* WORK TO BE COMPLETED *
Copy each line of the entries that contains the word "реализации".

__________________________________________________

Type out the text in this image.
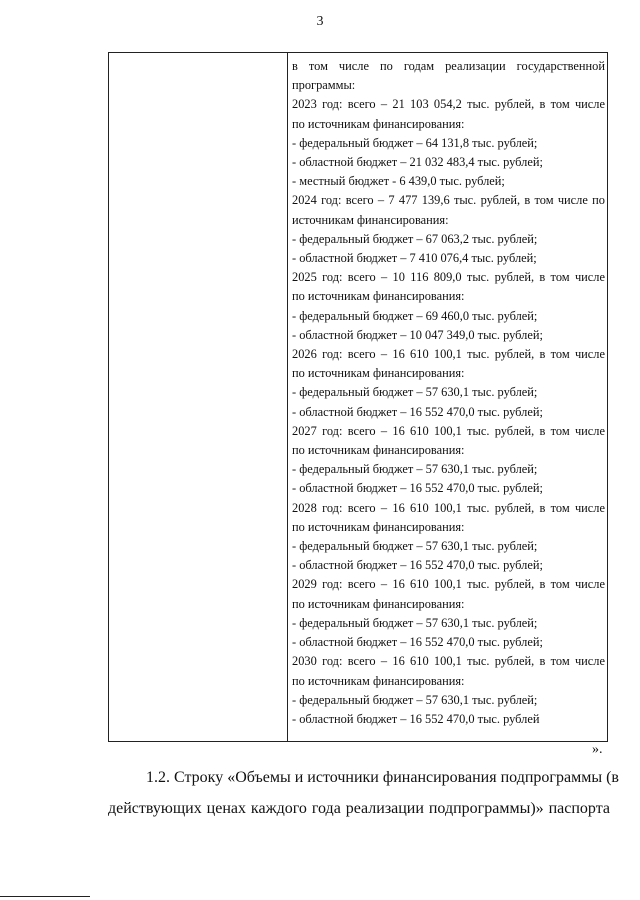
3

в том числе по годам реализации государственной
программы:
2023 год: всего – 21 103 054,2 тыс. рублей, в том числе
по источникам финансирования:
- федеральный бюджет – 64 131,8 тыс. рублей;
- областной бюджет – 21 032 483,4 тыс. рублей;
- местный бюджет - 6 439,0 тыс. рублей;
2024 год: всего – 7 477 139,6 тыс. рублей, в том числе по
источникам финансирования:
- федеральный бюджет – 67 063,2 тыс. рублей;
- областной бюджет – 7 410 076,4 тыс. рублей;
2025 год: всего – 10 116 809,0 тыс. рублей, в том числе
по источникам финансирования:
- федеральный бюджет – 69 460,0 тыс. рублей;
- областной бюджет – 10 047 349,0 тыс. рублей;
2026 год: всего – 16 610 100,1 тыс. рублей, в том числе
по источникам финансирования:
- федеральный бюджет – 57 630,1 тыс. рублей;
- областной бюджет – 16 552 470,0 тыс. рублей;
2027 год: всего – 16 610 100,1 тыс. рублей, в том числе
по источникам финансирования:
- федеральный бюджет – 57 630,1 тыс. рублей;
- областной бюджет – 16 552 470,0 тыс. рублей;
2028 год: всего – 16 610 100,1 тыс. рублей, в том числе
по источникам финансирования:
- федеральный бюджет – 57 630,1 тыс. рублей;
- областной бюджет – 16 552 470,0 тыс. рублей;
2029 год: всего – 16 610 100,1 тыс. рублей, в том числе
по источникам финансирования:
- федеральный бюджет – 57 630,1 тыс. рублей;
- областной бюджет – 16 552 470,0 тыс. рублей;
2030 год: всего – 16 610 100,1 тыс. рублей, в том числе
по источникам финансирования:
- федеральный бюджет – 57 630,1 тыс. рублей;
- областной бюджет – 16 552 470,0 тыс. рублей
».
1.2. Строку «Объемы и источники финансирования подпрограммы (в
действующих ценах каждого года реализации подпрограммы)» паспорта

__________________________________________________

* OUTPUT FOR THIS EXERCISE *
в том числе по годам реализации государственной
действующих ценах каждого года реализации подпрограммы)» паспорта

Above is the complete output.